## Source records
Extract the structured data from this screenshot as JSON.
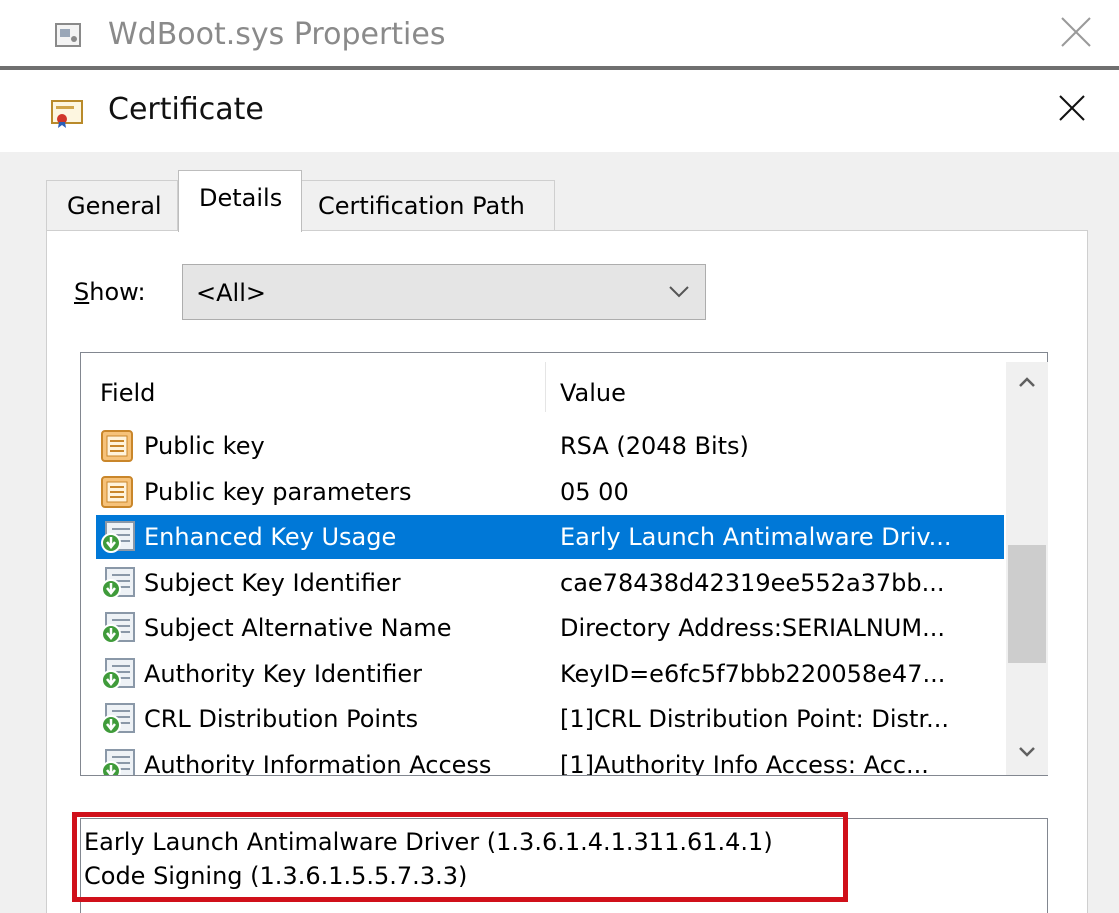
{
  "parent_window": {
    "title": "WdBoot.sys Properties"
  },
  "dialog": {
    "title": "Certificate"
  },
  "tabs": [
    {
      "label": "General",
      "active": false
    },
    {
      "label": "Details",
      "active": true
    },
    {
      "label": "Certification Path",
      "active": false
    }
  ],
  "show": {
    "label_accel": "S",
    "label_rest": "how:",
    "selected": "<All>"
  },
  "list": {
    "columns": {
      "field": "Field",
      "value": "Value"
    },
    "rows": [
      {
        "field": "Public key",
        "value": "RSA (2048 Bits)",
        "icon": "certificate-field-icon",
        "selected": false
      },
      {
        "field": "Public key parameters",
        "value": "05 00",
        "icon": "certificate-field-icon",
        "selected": false
      },
      {
        "field": "Enhanced Key Usage",
        "value": "Early Launch Antimalware Driv...",
        "icon": "certificate-extension-icon",
        "selected": true
      },
      {
        "field": "Subject Key Identifier",
        "value": "cae78438d42319ee552a37bb...",
        "icon": "certificate-extension-icon",
        "selected": false
      },
      {
        "field": "Subject Alternative Name",
        "value": "Directory Address:SERIALNUM...",
        "icon": "certificate-extension-icon",
        "selected": false
      },
      {
        "field": "Authority Key Identifier",
        "value": "KeyID=e6fc5f7bbb220058e47...",
        "icon": "certificate-extension-icon",
        "selected": false
      },
      {
        "field": "CRL Distribution Points",
        "value": "[1]CRL Distribution Point: Distr...",
        "icon": "certificate-extension-icon",
        "selected": false
      },
      {
        "field": "Authority Information Access",
        "value": "[1]Authority Info Access: Acc...",
        "icon": "certificate-extension-icon",
        "selected": false
      }
    ]
  },
  "value_box": {
    "lines": [
      "Early Launch Antimalware Driver (1.3.6.1.4.1.311.61.4.1)",
      "Code Signing (1.3.6.1.5.5.7.3.3)"
    ]
  },
  "colors": {
    "selection": "#0078d7",
    "highlight_box": "#d0101a"
  }
}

## Required task
What is needed is an exact reproduction of the data, pictures excluded.

## Exercise answer
Extract the structured data from this screenshot as JSON.
{
  "parent_window": {
    "title": "WdBoot.sys Properties"
  },
  "dialog": {
    "title": "Certificate"
  },
  "tabs": [
    {
      "label": "General",
      "active": false
    },
    {
      "label": "Details",
      "active": true
    },
    {
      "label": "Certification Path",
      "active": false
    }
  ],
  "show": {
    "label_accel": "S",
    "label_rest": "how:",
    "selected": "<All>"
  },
  "list": {
    "columns": {
      "field": "Field",
      "value": "Value"
    },
    "rows": [
      {
        "field": "Public key",
        "value": "RSA (2048 Bits)",
        "icon": "certificate-field-icon",
        "selected": false
      },
      {
        "field": "Public key parameters",
        "value": "05 00",
        "icon": "certificate-field-icon",
        "selected": false
      },
      {
        "field": "Enhanced Key Usage",
        "value": "Early Launch Antimalware Driv...",
        "icon": "certificate-extension-icon",
        "selected": true
      },
      {
        "field": "Subject Key Identifier",
        "value": "cae78438d42319ee552a37bb...",
        "icon": "certificate-extension-icon",
        "selected": false
      },
      {
        "field": "Subject Alternative Name",
        "value": "Directory Address:SERIALNUM...",
        "icon": "certificate-extension-icon",
        "selected": false
      },
      {
        "field": "Authority Key Identifier",
        "value": "KeyID=e6fc5f7bbb220058e47...",
        "icon": "certificate-extension-icon",
        "selected": false
      },
      {
        "field": "CRL Distribution Points",
        "value": "[1]CRL Distribution Point: Distr...",
        "icon": "certificate-extension-icon",
        "selected": false
      },
      {
        "field": "Authority Information Access",
        "value": "[1]Authority Info Access: Acc...",
        "icon": "certificate-extension-icon",
        "selected": false
      }
    ]
  },
  "value_box": {
    "lines": [
      "Early Launch Antimalware Driver (1.3.6.1.4.1.311.61.4.1)",
      "Code Signing (1.3.6.1.5.5.7.3.3)"
    ]
  },
  "colors": {
    "selection": "#0078d7",
    "highlight_box": "#d0101a"
  }
}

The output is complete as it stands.